◆ **DIRECTIVE**
Copy every record exactly, and keep the pictures out.

◆ **EXTRACTED DATA**
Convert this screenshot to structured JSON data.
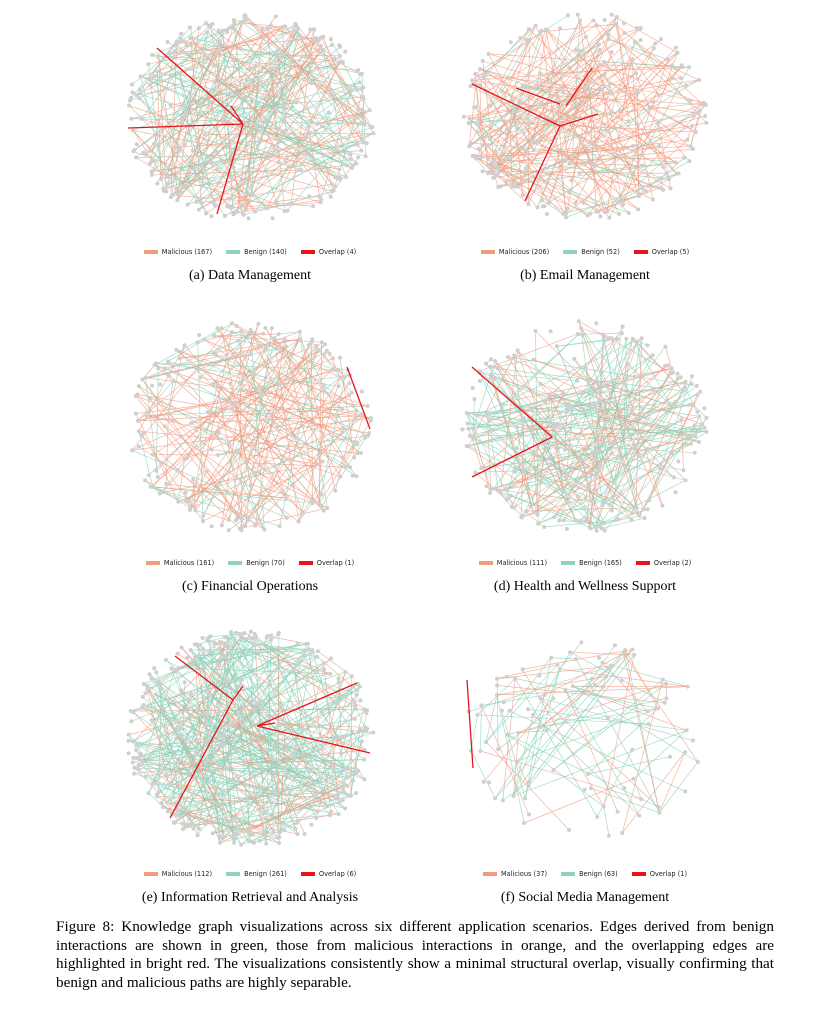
{
  "colors": {
    "malicious": "#f19b80",
    "benign": "#8fd3bd",
    "overlap": "#e8141a",
    "node": "#cfcfcf"
  },
  "legend_labels": {
    "malicious": "Malicious",
    "benign": "Benign",
    "overlap": "Overlap"
  },
  "panels": [
    {
      "caption": "(a) Data Management",
      "counts": {
        "malicious": 167,
        "benign": 140,
        "overlap": 4
      },
      "legend_text": {
        "malicious": "Malicious (167)",
        "benign": "Benign (140)",
        "overlap": "Overlap (4)"
      }
    },
    {
      "caption": "(b) Email Management",
      "counts": {
        "malicious": 206,
        "benign": 52,
        "overlap": 5
      },
      "legend_text": {
        "malicious": "Malicious (206)",
        "benign": "Benign (52)",
        "overlap": "Overlap (5)"
      }
    },
    {
      "caption": "(c) Financial Operations",
      "counts": {
        "malicious": 161,
        "benign": 70,
        "overlap": 1
      },
      "legend_text": {
        "malicious": "Malicious (161)",
        "benign": "Benign (70)",
        "overlap": "Overlap (1)"
      }
    },
    {
      "caption": "(d) Health and Wellness Support",
      "counts": {
        "malicious": 111,
        "benign": 165,
        "overlap": 2
      },
      "legend_text": {
        "malicious": "Malicious (111)",
        "benign": "Benign (165)",
        "overlap": "Overlap (2)"
      }
    },
    {
      "caption": "(e) Information Retrieval and Analysis",
      "counts": {
        "malicious": 112,
        "benign": 261,
        "overlap": 6
      },
      "legend_text": {
        "malicious": "Malicious (112)",
        "benign": "Benign (261)",
        "overlap": "Overlap (6)"
      }
    },
    {
      "caption": "(f) Social Media Management",
      "counts": {
        "malicious": 37,
        "benign": 63,
        "overlap": 1
      },
      "legend_text": {
        "malicious": "Malicious (37)",
        "benign": "Benign (63)",
        "overlap": "Overlap (1)"
      }
    }
  ],
  "figure_caption": "Figure 8: Knowledge graph visualizations across six different application scenarios. Edges derived from benign interactions are shown in green, those from malicious interactions in orange, and the overlapping edges are highlighted in bright red. The visualizations consistently show a minimal structural overlap, visually confirming that benign and malicious paths are highly separable."
}
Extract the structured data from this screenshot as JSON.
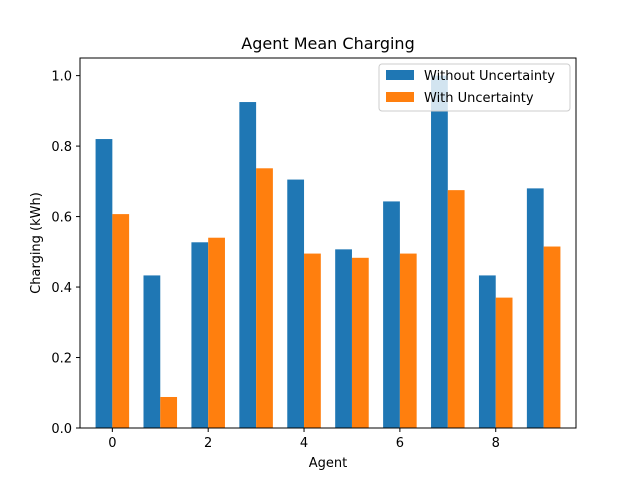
{
  "chart_data": {
    "type": "bar",
    "title": "Agent Mean Charging",
    "xlabel": "Agent",
    "ylabel": "Charging (kWh)",
    "categories": [
      0,
      1,
      2,
      3,
      4,
      5,
      6,
      7,
      8,
      9
    ],
    "x_ticks": [
      0,
      2,
      4,
      6,
      8
    ],
    "y_ticks": [
      0.0,
      0.2,
      0.4,
      0.6,
      0.8,
      1.0
    ],
    "y_tick_labels": [
      "0.0",
      "0.2",
      "0.4",
      "0.6",
      "0.8",
      "1.0"
    ],
    "xlim": [
      -0.675,
      9.675
    ],
    "ylim": [
      0,
      1.05
    ],
    "grid": false,
    "legend_position": "top-right",
    "series": [
      {
        "name": "Without Uncertainty",
        "color": "#1f77b4",
        "values": [
          0.82,
          0.433,
          0.527,
          0.925,
          0.705,
          0.507,
          0.643,
          1.0,
          0.433,
          0.68
        ]
      },
      {
        "name": "With Uncertainty",
        "color": "#ff7f0e",
        "values": [
          0.607,
          0.088,
          0.54,
          0.737,
          0.495,
          0.483,
          0.495,
          0.675,
          0.37,
          0.515
        ]
      }
    ]
  }
}
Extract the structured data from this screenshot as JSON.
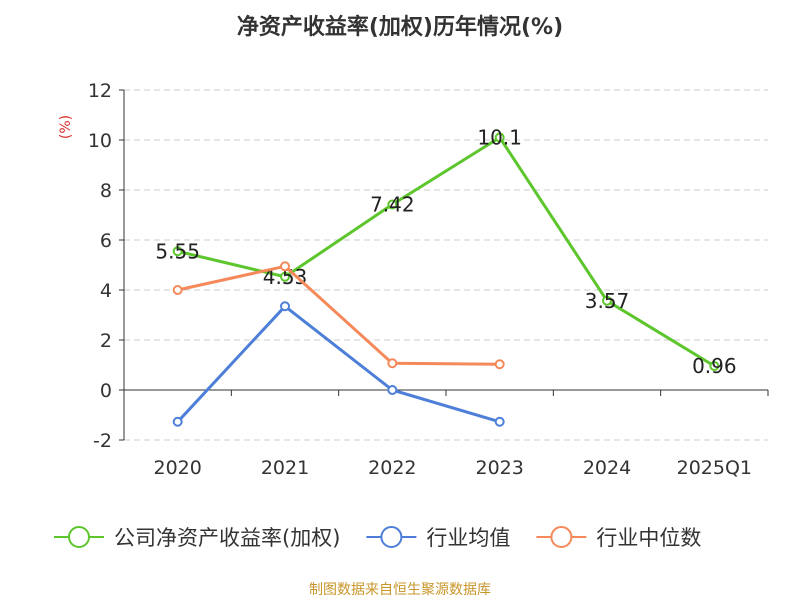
{
  "chart_data": {
    "type": "line",
    "title": "净资产收益率(加权)历年情况(%)",
    "ylabel": "(%)",
    "categories": [
      "2020",
      "2021",
      "2022",
      "2023",
      "2024",
      "2025Q1"
    ],
    "ylim": [
      -2,
      12
    ],
    "yticks": [
      -2,
      0,
      2,
      4,
      6,
      8,
      10,
      12
    ],
    "grid": true,
    "legend_position": "bottom",
    "series": [
      {
        "name": "公司净资产收益率(加权)",
        "color": "#5cc62c",
        "values": [
          5.55,
          4.53,
          7.42,
          10.1,
          3.57,
          0.96
        ],
        "labels": [
          "5.55",
          "4.53",
          "7.42",
          "10.1",
          "3.57",
          "0.96"
        ]
      },
      {
        "name": "行业均值",
        "color": "#4e7fd8",
        "values": [
          -1.27,
          3.35,
          0.0,
          -1.27,
          null,
          null
        ]
      },
      {
        "name": "行业中位数",
        "color": "#f5895a",
        "values": [
          4.0,
          4.95,
          1.07,
          1.03,
          null,
          null
        ]
      }
    ]
  },
  "footer": {
    "source": "制图数据来自恒生聚源数据库"
  }
}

◆ **CORRECT ANSWER**
Convert this screenshot to structured JSON data.
{
  "colors": {
    "malicious": "#f19b80",
    "benign": "#8fd3bd",
    "overlap": "#e8141a",
    "node": "#cfcfcf"
  },
  "legend_labels": {
    "malicious": "Malicious",
    "benign": "Benign",
    "overlap": "Overlap"
  },
  "panels": [
    {
      "caption": "(a) Data Management",
      "counts": {
        "malicious": 167,
        "benign": 140,
        "overlap": 4
      },
      "legend_text": {
        "malicious": "Malicious (167)",
        "benign": "Benign (140)",
        "overlap": "Overlap (4)"
      }
    },
    {
      "caption": "(b) Email Management",
      "counts": {
        "malicious": 206,
        "benign": 52,
        "overlap": 5
      },
      "legend_text": {
        "malicious": "Malicious (206)",
        "benign": "Benign (52)",
        "overlap": "Overlap (5)"
      }
    },
    {
      "caption": "(c) Financial Operations",
      "counts": {
        "malicious": 161,
        "benign": 70,
        "overlap": 1
      },
      "legend_text": {
        "malicious": "Malicious (161)",
        "benign": "Benign (70)",
        "overlap": "Overlap (1)"
      }
    },
    {
      "caption": "(d) Health and Wellness Support",
      "counts": {
        "malicious": 111,
        "benign": 165,
        "overlap": 2
      },
      "legend_text": {
        "malicious": "Malicious (111)",
        "benign": "Benign (165)",
        "overlap": "Overlap (2)"
      }
    },
    {
      "caption": "(e) Information Retrieval and Analysis",
      "counts": {
        "malicious": 112,
        "benign": 261,
        "overlap": 6
      },
      "legend_text": {
        "malicious": "Malicious (112)",
        "benign": "Benign (261)",
        "overlap": "Overlap (6)"
      }
    },
    {
      "caption": "(f) Social Media Management",
      "counts": {
        "malicious": 37,
        "benign": 63,
        "overlap": 1
      },
      "legend_text": {
        "malicious": "Malicious (37)",
        "benign": "Benign (63)",
        "overlap": "Overlap (1)"
      }
    }
  ],
  "figure_caption": "Figure 8: Knowledge graph visualizations across six different application scenarios. Edges derived from benign interactions are shown in green, those from malicious interactions in orange, and the overlapping edges are highlighted in bright red. The visualizations consistently show a minimal structural overlap, visually confirming that benign and malicious paths are highly separable."
}
Extract the structured data from this screenshot as JSON.
{
  "chart_data": {
    "type": "bar",
    "title": "Agent Mean Charging",
    "xlabel": "Agent",
    "ylabel": "Charging (kWh)",
    "categories": [
      0,
      1,
      2,
      3,
      4,
      5,
      6,
      7,
      8,
      9
    ],
    "x_ticks": [
      0,
      2,
      4,
      6,
      8
    ],
    "y_ticks": [
      0.0,
      0.2,
      0.4,
      0.6,
      0.8,
      1.0
    ],
    "y_tick_labels": [
      "0.0",
      "0.2",
      "0.4",
      "0.6",
      "0.8",
      "1.0"
    ],
    "xlim": [
      -0.675,
      9.675
    ],
    "ylim": [
      0,
      1.05
    ],
    "grid": false,
    "legend_position": "top-right",
    "series": [
      {
        "name": "Without Uncertainty",
        "color": "#1f77b4",
        "values": [
          0.82,
          0.433,
          0.527,
          0.925,
          0.705,
          0.507,
          0.643,
          1.0,
          0.433,
          0.68
        ]
      },
      {
        "name": "With Uncertainty",
        "color": "#ff7f0e",
        "values": [
          0.607,
          0.088,
          0.54,
          0.737,
          0.495,
          0.483,
          0.495,
          0.675,
          0.37,
          0.515
        ]
      }
    ]
  }
}
Extract the structured data from this screenshot as JSON.
{
  "chart_data": {
    "type": "line",
    "title": "净资产收益率(加权)历年情况(%)",
    "ylabel": "(%)",
    "categories": [
      "2020",
      "2021",
      "2022",
      "2023",
      "2024",
      "2025Q1"
    ],
    "ylim": [
      -2,
      12
    ],
    "yticks": [
      -2,
      0,
      2,
      4,
      6,
      8,
      10,
      12
    ],
    "grid": true,
    "legend_position": "bottom",
    "series": [
      {
        "name": "公司净资产收益率(加权)",
        "color": "#5cc62c",
        "values": [
          5.55,
          4.53,
          7.42,
          10.1,
          3.57,
          0.96
        ],
        "labels": [
          "5.55",
          "4.53",
          "7.42",
          "10.1",
          "3.57",
          "0.96"
        ]
      },
      {
        "name": "行业均值",
        "color": "#4e7fd8",
        "values": [
          -1.27,
          3.35,
          0.0,
          -1.27,
          null,
          null
        ]
      },
      {
        "name": "行业中位数",
        "color": "#f5895a",
        "values": [
          4.0,
          4.95,
          1.07,
          1.03,
          null,
          null
        ]
      }
    ]
  },
  "footer": {
    "source": "制图数据来自恒生聚源数据库"
  }
}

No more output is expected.